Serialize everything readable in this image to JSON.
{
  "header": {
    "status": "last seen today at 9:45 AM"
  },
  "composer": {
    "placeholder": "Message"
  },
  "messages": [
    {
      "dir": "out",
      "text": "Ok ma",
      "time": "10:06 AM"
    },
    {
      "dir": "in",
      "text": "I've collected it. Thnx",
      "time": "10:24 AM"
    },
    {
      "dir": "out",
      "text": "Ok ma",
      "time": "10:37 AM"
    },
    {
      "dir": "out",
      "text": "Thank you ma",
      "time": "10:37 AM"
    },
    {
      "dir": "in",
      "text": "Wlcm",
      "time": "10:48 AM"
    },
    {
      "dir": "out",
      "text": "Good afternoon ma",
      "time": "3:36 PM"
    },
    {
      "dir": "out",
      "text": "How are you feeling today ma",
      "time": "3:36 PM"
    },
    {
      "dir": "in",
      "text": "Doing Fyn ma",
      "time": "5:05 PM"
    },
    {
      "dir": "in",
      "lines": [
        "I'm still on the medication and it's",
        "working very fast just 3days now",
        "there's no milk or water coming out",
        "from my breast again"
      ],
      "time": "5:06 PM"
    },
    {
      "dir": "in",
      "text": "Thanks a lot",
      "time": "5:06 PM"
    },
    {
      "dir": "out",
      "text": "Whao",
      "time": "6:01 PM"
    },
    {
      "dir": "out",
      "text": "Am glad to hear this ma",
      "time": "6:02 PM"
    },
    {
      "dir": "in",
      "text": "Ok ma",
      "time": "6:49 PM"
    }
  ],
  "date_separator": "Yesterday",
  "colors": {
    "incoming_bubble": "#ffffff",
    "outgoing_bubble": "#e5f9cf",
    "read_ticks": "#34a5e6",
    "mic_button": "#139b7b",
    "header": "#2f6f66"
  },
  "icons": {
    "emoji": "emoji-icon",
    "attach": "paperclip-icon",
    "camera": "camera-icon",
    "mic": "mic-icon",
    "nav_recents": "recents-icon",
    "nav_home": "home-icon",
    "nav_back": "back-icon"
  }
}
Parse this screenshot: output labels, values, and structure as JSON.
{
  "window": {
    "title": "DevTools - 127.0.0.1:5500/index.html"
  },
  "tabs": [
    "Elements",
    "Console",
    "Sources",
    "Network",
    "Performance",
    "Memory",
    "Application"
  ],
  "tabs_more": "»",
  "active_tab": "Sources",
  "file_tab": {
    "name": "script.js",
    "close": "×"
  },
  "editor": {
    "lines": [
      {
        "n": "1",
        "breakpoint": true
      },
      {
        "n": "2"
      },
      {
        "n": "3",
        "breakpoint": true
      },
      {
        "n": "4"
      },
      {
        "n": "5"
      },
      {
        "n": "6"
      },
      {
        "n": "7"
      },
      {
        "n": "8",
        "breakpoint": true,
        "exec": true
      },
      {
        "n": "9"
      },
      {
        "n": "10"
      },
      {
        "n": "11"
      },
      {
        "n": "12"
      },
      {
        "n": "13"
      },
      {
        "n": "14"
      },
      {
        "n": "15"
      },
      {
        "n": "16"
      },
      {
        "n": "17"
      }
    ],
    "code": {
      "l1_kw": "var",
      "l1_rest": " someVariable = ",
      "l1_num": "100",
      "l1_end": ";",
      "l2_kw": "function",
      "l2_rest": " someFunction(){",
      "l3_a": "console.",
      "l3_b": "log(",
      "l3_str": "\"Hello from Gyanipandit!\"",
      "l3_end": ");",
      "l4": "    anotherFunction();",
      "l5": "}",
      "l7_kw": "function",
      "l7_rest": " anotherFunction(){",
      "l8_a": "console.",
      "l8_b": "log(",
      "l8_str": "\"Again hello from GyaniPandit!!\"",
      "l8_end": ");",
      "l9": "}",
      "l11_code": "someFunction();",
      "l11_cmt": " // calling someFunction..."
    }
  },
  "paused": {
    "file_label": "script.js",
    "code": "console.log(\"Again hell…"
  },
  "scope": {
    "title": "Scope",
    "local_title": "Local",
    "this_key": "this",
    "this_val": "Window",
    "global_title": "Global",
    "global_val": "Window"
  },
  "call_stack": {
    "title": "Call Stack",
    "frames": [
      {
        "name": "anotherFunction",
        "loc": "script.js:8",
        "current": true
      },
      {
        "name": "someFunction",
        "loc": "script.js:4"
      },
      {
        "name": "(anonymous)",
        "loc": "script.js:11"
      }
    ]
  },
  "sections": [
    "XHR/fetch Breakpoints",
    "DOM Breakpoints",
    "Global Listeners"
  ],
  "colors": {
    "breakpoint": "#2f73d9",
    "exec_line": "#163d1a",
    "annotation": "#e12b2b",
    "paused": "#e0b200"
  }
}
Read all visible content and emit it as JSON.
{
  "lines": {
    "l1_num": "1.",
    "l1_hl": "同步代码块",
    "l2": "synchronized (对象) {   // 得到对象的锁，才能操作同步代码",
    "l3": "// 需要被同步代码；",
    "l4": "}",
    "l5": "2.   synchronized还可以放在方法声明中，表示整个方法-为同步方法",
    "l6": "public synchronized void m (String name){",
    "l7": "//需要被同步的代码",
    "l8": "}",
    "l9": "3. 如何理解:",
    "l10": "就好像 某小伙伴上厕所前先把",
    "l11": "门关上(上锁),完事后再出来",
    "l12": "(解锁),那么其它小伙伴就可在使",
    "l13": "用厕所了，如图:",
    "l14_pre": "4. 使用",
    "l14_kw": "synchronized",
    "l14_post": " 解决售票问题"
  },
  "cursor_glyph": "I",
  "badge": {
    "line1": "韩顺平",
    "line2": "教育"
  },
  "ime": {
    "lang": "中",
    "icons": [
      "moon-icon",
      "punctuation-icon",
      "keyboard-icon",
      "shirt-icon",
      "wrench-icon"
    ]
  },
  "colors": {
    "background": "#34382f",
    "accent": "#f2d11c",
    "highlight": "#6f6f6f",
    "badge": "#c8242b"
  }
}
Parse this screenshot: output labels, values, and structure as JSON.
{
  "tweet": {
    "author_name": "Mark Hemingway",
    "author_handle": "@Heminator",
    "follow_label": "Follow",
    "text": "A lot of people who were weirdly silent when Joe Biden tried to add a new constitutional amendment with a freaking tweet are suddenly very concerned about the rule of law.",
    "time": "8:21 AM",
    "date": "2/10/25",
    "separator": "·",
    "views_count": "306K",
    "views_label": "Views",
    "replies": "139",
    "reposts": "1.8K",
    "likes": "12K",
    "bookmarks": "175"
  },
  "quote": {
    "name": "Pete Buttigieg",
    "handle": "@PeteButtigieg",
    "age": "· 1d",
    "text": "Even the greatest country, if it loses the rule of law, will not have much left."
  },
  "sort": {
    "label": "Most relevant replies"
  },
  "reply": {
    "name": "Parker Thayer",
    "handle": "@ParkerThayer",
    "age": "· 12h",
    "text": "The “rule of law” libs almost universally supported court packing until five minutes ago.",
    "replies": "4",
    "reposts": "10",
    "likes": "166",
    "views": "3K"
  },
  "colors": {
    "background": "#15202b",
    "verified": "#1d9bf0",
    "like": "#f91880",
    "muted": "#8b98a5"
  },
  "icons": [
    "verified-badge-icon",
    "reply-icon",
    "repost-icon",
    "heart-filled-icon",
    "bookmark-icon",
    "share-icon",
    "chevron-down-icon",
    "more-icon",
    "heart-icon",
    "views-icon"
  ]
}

- **Task description**
Pull out every line containing "today".

- **Completed exercise**
    "status": "last seen today at 9:45 AM"
      "text": "How are you feeling today ma",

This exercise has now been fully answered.